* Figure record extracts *
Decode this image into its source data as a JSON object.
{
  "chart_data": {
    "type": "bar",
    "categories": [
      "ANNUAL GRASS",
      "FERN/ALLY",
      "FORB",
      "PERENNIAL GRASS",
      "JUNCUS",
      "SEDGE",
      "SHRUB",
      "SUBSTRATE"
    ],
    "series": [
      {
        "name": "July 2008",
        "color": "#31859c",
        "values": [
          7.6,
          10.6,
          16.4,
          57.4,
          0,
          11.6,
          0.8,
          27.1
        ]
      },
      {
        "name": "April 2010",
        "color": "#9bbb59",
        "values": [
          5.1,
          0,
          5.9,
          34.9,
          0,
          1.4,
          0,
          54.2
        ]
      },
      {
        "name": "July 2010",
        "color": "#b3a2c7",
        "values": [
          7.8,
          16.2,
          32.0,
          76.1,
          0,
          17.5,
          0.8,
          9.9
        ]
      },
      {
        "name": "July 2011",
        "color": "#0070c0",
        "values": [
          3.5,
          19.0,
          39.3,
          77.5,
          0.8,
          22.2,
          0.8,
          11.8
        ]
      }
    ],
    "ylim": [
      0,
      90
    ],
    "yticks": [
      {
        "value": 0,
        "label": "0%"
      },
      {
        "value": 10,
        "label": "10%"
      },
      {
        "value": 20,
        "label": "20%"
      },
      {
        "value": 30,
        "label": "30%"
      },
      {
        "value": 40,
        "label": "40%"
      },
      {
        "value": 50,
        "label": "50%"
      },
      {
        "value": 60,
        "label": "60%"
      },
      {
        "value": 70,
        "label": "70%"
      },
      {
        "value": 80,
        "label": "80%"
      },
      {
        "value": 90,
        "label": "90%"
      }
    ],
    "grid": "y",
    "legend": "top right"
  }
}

* Given instruction *
All of the material above needs to be retyped word for word.

* Exercise output *
Decode this image into its source data as a JSON object.
{
  "chart_data": {
    "type": "bar",
    "categories": [
      "ANNUAL GRASS",
      "FERN/ALLY",
      "FORB",
      "PERENNIAL GRASS",
      "JUNCUS",
      "SEDGE",
      "SHRUB",
      "SUBSTRATE"
    ],
    "series": [
      {
        "name": "July 2008",
        "color": "#31859c",
        "values": [
          7.6,
          10.6,
          16.4,
          57.4,
          0,
          11.6,
          0.8,
          27.1
        ]
      },
      {
        "name": "April 2010",
        "color": "#9bbb59",
        "values": [
          5.1,
          0,
          5.9,
          34.9,
          0,
          1.4,
          0,
          54.2
        ]
      },
      {
        "name": "July 2010",
        "color": "#b3a2c7",
        "values": [
          7.8,
          16.2,
          32.0,
          76.1,
          0,
          17.5,
          0.8,
          9.9
        ]
      },
      {
        "name": "July 2011",
        "color": "#0070c0",
        "values": [
          3.5,
          19.0,
          39.3,
          77.5,
          0.8,
          22.2,
          0.8,
          11.8
        ]
      }
    ],
    "ylim": [
      0,
      90
    ],
    "yticks": [
      {
        "value": 0,
        "label": "0%"
      },
      {
        "value": 10,
        "label": "10%"
      },
      {
        "value": 20,
        "label": "20%"
      },
      {
        "value": 30,
        "label": "30%"
      },
      {
        "value": 40,
        "label": "40%"
      },
      {
        "value": 50,
        "label": "50%"
      },
      {
        "value": 60,
        "label": "60%"
      },
      {
        "value": 70,
        "label": "70%"
      },
      {
        "value": 80,
        "label": "80%"
      },
      {
        "value": 90,
        "label": "90%"
      }
    ],
    "grid": "y",
    "legend": "top right"
  }
}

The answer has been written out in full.